- Set task -
Everything from the line with "Output the text content of this document." through the last line of the records below should be copied exactly, both ends included.

Stored records
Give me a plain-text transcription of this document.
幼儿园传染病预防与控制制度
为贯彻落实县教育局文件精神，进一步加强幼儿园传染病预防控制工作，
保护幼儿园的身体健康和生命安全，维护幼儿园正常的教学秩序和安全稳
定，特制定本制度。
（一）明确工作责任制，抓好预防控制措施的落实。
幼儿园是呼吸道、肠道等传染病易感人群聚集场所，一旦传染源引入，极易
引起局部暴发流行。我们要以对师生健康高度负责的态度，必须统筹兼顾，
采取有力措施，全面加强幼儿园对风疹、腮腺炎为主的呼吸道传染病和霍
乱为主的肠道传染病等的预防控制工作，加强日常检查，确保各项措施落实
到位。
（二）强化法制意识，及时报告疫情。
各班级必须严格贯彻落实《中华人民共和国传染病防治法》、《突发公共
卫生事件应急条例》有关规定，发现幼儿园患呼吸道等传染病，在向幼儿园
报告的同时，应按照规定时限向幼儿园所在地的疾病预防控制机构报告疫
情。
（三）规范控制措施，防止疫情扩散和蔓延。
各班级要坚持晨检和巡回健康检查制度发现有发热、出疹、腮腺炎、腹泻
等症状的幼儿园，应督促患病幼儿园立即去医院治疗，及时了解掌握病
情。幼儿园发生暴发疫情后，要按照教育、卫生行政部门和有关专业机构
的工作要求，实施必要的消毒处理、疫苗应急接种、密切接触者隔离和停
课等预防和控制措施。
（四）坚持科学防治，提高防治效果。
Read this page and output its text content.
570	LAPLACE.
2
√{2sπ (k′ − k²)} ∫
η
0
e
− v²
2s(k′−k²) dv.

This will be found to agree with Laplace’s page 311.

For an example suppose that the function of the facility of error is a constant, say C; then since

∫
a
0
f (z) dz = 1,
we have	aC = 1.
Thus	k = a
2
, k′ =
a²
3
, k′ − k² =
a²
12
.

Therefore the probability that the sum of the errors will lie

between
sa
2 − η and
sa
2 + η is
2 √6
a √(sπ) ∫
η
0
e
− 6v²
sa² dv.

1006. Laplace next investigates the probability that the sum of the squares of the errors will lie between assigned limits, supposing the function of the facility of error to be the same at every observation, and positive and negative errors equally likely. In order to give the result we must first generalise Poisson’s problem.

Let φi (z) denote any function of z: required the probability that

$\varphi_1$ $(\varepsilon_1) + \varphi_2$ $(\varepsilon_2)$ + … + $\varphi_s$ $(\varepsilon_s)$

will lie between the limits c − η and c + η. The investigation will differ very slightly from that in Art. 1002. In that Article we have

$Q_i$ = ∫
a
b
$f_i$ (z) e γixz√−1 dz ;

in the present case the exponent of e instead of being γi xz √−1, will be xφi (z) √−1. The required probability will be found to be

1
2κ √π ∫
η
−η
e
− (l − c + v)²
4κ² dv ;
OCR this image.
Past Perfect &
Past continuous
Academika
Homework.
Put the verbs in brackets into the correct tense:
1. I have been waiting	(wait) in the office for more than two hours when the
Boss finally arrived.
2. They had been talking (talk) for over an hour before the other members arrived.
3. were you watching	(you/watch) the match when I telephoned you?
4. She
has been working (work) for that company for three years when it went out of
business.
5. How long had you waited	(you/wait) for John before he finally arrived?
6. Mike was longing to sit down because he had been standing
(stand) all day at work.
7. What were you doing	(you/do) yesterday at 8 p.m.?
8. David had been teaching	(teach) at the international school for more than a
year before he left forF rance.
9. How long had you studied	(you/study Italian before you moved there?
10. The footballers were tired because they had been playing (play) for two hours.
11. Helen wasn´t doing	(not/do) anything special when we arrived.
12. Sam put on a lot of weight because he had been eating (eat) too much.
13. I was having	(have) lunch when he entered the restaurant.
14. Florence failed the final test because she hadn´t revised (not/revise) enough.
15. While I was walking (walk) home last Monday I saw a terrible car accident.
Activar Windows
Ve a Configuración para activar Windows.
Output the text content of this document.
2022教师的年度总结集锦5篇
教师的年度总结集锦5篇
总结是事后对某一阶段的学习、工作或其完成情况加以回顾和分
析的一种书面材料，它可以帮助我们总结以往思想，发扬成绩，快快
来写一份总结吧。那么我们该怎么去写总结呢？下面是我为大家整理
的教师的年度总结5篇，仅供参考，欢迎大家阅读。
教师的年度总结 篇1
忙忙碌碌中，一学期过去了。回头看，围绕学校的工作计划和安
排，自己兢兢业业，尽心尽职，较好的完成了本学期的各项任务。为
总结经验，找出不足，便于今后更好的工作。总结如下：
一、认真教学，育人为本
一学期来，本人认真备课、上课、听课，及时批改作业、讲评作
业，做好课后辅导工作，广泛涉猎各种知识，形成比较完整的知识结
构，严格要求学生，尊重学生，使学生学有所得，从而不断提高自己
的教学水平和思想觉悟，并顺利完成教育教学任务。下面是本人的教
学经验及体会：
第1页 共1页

- Answer for the task -
Output the text content of this document.
2022教师的年度总结集锦5篇
教师的年度总结集锦5篇
总结是事后对某一阶段的学习、工作或其完成情况加以回顾和分
析的一种书面材料，它可以帮助我们总结以往思想，发扬成绩，快快
来写一份总结吧。那么我们该怎么去写总结呢？下面是我为大家整理
的教师的年度总结5篇，仅供参考，欢迎大家阅读。
教师的年度总结 篇1
忙忙碌碌中，一学期过去了。回头看，围绕学校的工作计划和安
排，自己兢兢业业，尽心尽职，较好的完成了本学期的各项任务。为
总结经验，找出不足，便于今后更好的工作。总结如下：
一、认真教学，育人为本
一学期来，本人认真备课、上课、听课，及时批改作业、讲评作
业，做好课后辅导工作，广泛涉猎各种知识，形成比较完整的知识结
构，严格要求学生，尊重学生，使学生学有所得，从而不断提高自己
的教学水平和思想觉悟，并顺利完成教育教学任务。下面是本人的教
学经验及体会：
第1页 共1页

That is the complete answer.